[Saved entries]

——————————

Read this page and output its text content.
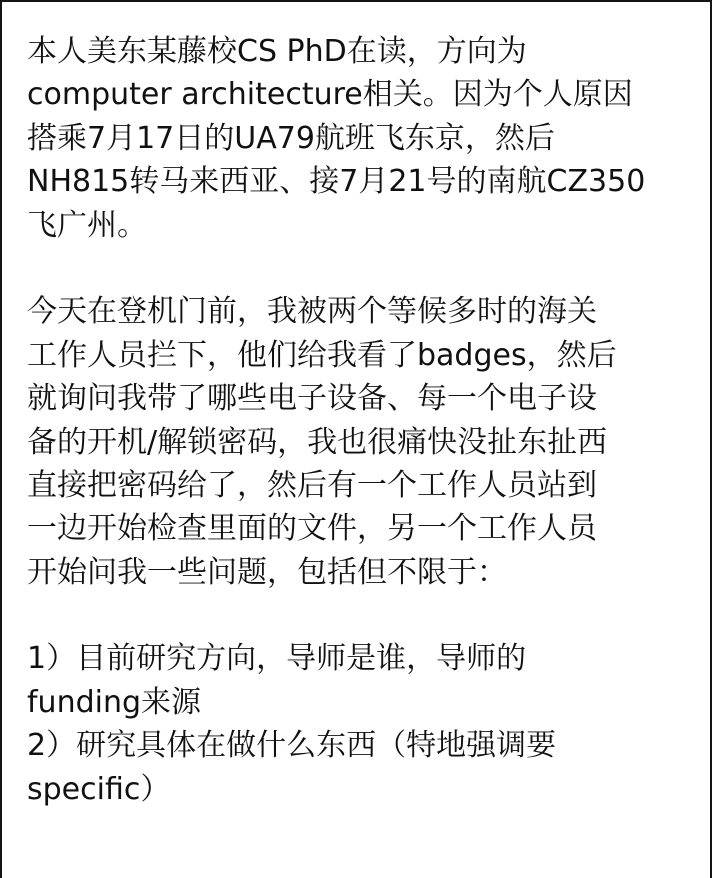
本人美东某藤校CS PhD在读，方向为
computer architecture相关。因为个人原因
搭乘7月17日的UA79航班飞东京，然后
NH815转马来西亚、接7月21号的南航CZ350
飞广州。
今天在登机门前，我被两个等候多时的海关
工作人员拦下，他们给我看了badges，然后
就询问我带了哪些电子设备、每一个电子设
备的开机/解锁密码，我也很痛快没扯东扯西
直接把密码给了，然后有一个工作人员站到
一边开始检查里面的文件，另一个工作人员
开始问我一些问题，包括但不限于：
1）目前研究方向，导师是谁，导师的
funding来源
2）研究具体在做什么东西（特地强调要
specific）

——————————

:: Exercise task ::
Retype each entry precisely. Skip images entirely.

:: Correct output ::
Read this page and output its text content.
本人美东某藤校CS PhD在读，方向为
computer architecture相关。因为个人原因
搭乘7月17日的UA79航班飞东京，然后
NH815转马来西亚、接7月21号的南航CZ350
飞广州。
今天在登机门前，我被两个等候多时的海关
工作人员拦下，他们给我看了badges，然后
就询问我带了哪些电子设备、每一个电子设
备的开机/解锁密码，我也很痛快没扯东扯西
直接把密码给了，然后有一个工作人员站到
一边开始检查里面的文件，另一个工作人员
开始问我一些问题，包括但不限于：
1）目前研究方向，导师是谁，导师的
funding来源
2）研究具体在做什么东西（特地强调要
specific）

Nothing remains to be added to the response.